**STORED RECORDS**
....
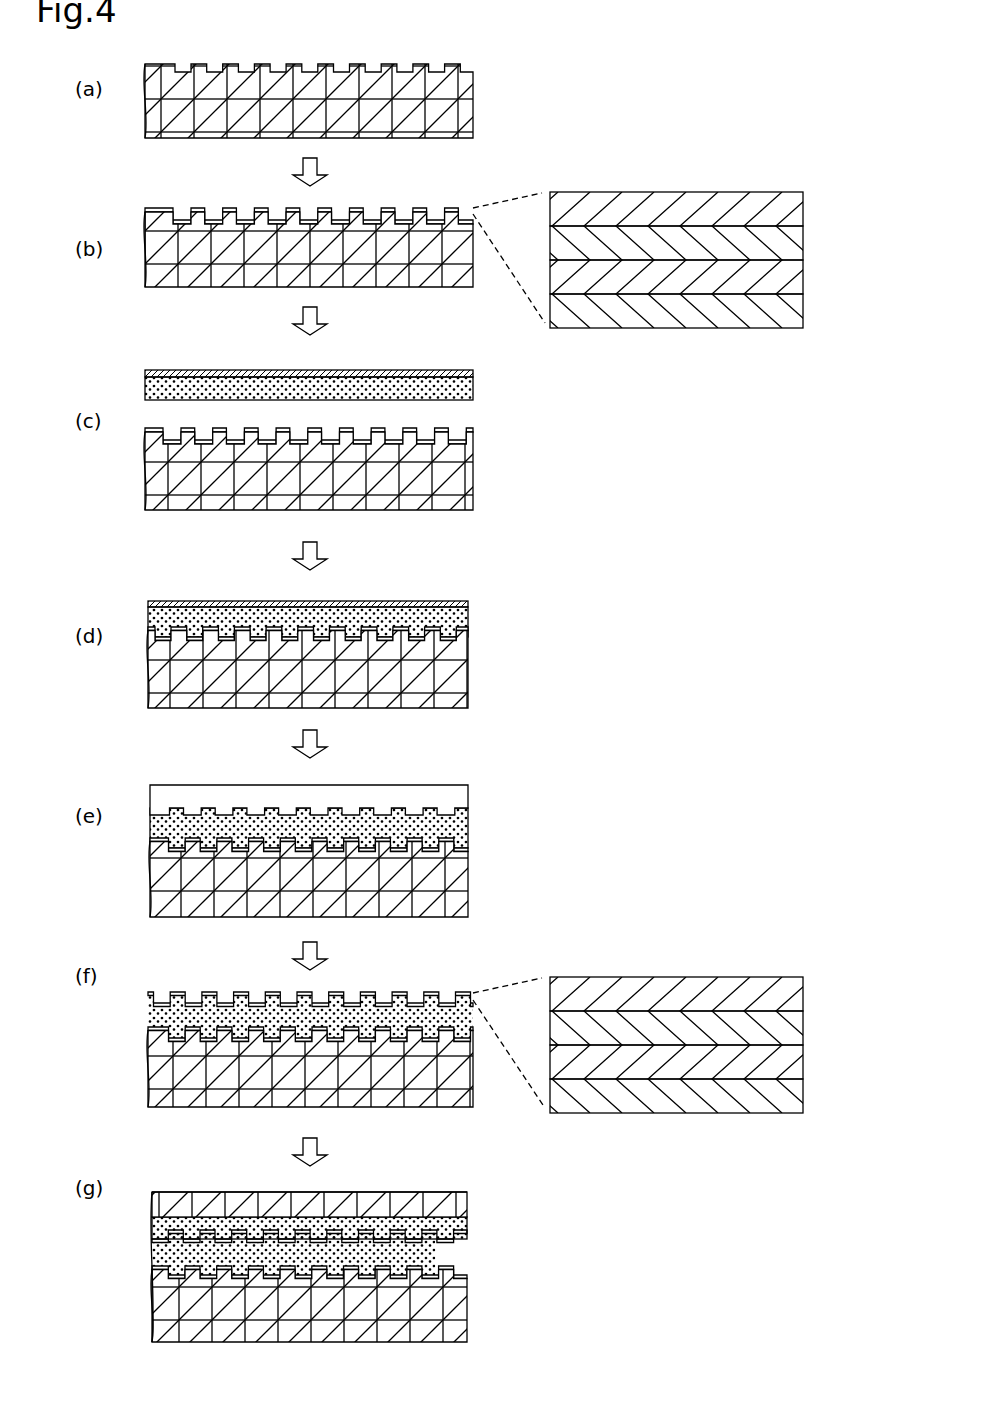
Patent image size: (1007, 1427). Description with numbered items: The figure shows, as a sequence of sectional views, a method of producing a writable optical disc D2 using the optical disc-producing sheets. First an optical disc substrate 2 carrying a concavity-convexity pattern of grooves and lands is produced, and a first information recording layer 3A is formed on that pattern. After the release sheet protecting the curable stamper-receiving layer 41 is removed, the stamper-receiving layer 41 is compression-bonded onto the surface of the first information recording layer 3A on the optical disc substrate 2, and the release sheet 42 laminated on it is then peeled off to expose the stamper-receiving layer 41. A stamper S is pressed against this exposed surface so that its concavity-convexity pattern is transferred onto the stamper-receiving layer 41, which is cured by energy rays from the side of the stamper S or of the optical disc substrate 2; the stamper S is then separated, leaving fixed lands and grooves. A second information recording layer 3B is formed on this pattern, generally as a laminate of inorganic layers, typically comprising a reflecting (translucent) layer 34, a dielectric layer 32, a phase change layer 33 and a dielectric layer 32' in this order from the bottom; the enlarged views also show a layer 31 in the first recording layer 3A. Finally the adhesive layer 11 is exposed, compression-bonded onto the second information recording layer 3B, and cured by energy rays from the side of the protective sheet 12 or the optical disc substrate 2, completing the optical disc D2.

The optical disc substrate 2 is at (474, 108).
The first information recording layer 3A is at (408, 208).
The second information recording layer 3B is at (413, 992).
The stamper-receiving layer 41 is at (474, 392).
The release sheet 42 is at (452, 371).
The stamper S is at (452, 787).
The first layer 31 is at (805, 311).
The dielectric layer 32 is at (708, 669).
The dielectric layer 32' is at (710, 601).
The phase change layer 33 is at (805, 243).
The reflecting layer 34 is at (805, 1096).
The adhesive layer 11 is at (468, 1218).
The protective sheet 12 is at (455, 1192).
The optical disc D2 is at (177, 1187).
....
**WRITTEN INSTRUCTION**
Extract every line of the records, from the start through the line that contains "The dielectric layer 32 is at (708, 669).", both ends included, copying each one exactly. Leave the pictures out of your answer.

**TASK SOLUTION**
Patent image size: (1007, 1427). Description with numbered items: The figure shows, as a sequence of sectional views, a method of producing a writable optical disc D2 using the optical disc-producing sheets. First an optical disc substrate 2 carrying a concavity-convexity pattern of grooves and lands is produced, and a first information recording layer 3A is formed on that pattern. After the release sheet protecting the curable stamper-receiving layer 41 is removed, the stamper-receiving layer 41 is compression-bonded onto the surface of the first information recording layer 3A on the optical disc substrate 2, and the release sheet 42 laminated on it is then peeled off to expose the stamper-receiving layer 41. A stamper S is pressed against this exposed surface so that its concavity-convexity pattern is transferred onto the stamper-receiving layer 41, which is cured by energy rays from the side of the stamper S or of the optical disc substrate 2; the stamper S is then separated, leaving fixed lands and grooves. A second information recording layer 3B is formed on this pattern, generally as a laminate of inorganic layers, typically comprising a reflecting (translucent) layer 34, a dielectric layer 32, a phase change layer 33 and a dielectric layer 32' in this order from the bottom; the enlarged views also show a layer 31 in the first recording layer 3A. Finally the adhesive layer 11 is exposed, compression-bonded onto the second information recording layer 3B, and cured by energy rays from the side of the protective sheet 12 or the optical disc substrate 2, completing the optical disc D2.

The optical disc substrate 2 is at (474, 108).
The first information recording layer 3A is at (408, 208).
The second information recording layer 3B is at (413, 992).
The stamper-receiving layer 41 is at (474, 392).
The release sheet 42 is at (452, 371).
The stamper S is at (452, 787).
The first layer 31 is at (805, 311).
The dielectric layer 32 is at (708, 669).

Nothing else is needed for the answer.